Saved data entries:
◆ ◆ ◆ ◆ ◆

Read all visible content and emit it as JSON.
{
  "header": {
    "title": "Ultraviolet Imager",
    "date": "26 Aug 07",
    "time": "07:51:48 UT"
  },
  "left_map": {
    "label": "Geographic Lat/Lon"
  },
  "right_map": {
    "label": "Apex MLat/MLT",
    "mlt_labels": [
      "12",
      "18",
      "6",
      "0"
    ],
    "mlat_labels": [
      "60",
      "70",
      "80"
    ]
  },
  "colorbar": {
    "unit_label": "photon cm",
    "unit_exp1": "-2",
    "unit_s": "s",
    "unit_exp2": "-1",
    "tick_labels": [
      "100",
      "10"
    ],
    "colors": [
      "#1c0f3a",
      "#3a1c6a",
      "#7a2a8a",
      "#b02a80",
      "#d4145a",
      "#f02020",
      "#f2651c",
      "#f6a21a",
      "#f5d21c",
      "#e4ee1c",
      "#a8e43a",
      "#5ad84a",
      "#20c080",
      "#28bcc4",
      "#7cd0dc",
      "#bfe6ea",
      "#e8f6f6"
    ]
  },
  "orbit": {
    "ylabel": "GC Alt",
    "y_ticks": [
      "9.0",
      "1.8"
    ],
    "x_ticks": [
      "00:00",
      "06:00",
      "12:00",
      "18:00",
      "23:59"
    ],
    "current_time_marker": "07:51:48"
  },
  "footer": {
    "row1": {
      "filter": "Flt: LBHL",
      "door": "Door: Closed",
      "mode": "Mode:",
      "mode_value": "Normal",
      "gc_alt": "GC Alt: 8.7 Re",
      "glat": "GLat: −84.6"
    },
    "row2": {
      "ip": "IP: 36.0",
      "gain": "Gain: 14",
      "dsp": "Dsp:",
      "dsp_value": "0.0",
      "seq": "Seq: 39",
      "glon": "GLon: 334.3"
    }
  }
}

◆ ◆ ◆ ◆ ◆

The request: All of the entries must be written out exactly as they stand.

Solved exercise:
Read all visible content and emit it as JSON.
{
  "header": {
    "title": "Ultraviolet Imager",
    "date": "26 Aug 07",
    "time": "07:51:48 UT"
  },
  "left_map": {
    "label": "Geographic Lat/Lon"
  },
  "right_map": {
    "label": "Apex MLat/MLT",
    "mlt_labels": [
      "12",
      "18",
      "6",
      "0"
    ],
    "mlat_labels": [
      "60",
      "70",
      "80"
    ]
  },
  "colorbar": {
    "unit_label": "photon cm",
    "unit_exp1": "-2",
    "unit_s": "s",
    "unit_exp2": "-1",
    "tick_labels": [
      "100",
      "10"
    ],
    "colors": [
      "#1c0f3a",
      "#3a1c6a",
      "#7a2a8a",
      "#b02a80",
      "#d4145a",
      "#f02020",
      "#f2651c",
      "#f6a21a",
      "#f5d21c",
      "#e4ee1c",
      "#a8e43a",
      "#5ad84a",
      "#20c080",
      "#28bcc4",
      "#7cd0dc",
      "#bfe6ea",
      "#e8f6f6"
    ]
  },
  "orbit": {
    "ylabel": "GC Alt",
    "y_ticks": [
      "9.0",
      "1.8"
    ],
    "x_ticks": [
      "00:00",
      "06:00",
      "12:00",
      "18:00",
      "23:59"
    ],
    "current_time_marker": "07:51:48"
  },
  "footer": {
    "row1": {
      "filter": "Flt: LBHL",
      "door": "Door: Closed",
      "mode": "Mode:",
      "mode_value": "Normal",
      "gc_alt": "GC Alt: 8.7 Re",
      "glat": "GLat: −84.6"
    },
    "row2": {
      "ip": "IP: 36.0",
      "gain": "Gain: 14",
      "dsp": "Dsp:",
      "dsp_value": "0.0",
      "seq": "Seq: 39",
      "glon": "GLon: 334.3"
    }
  }
}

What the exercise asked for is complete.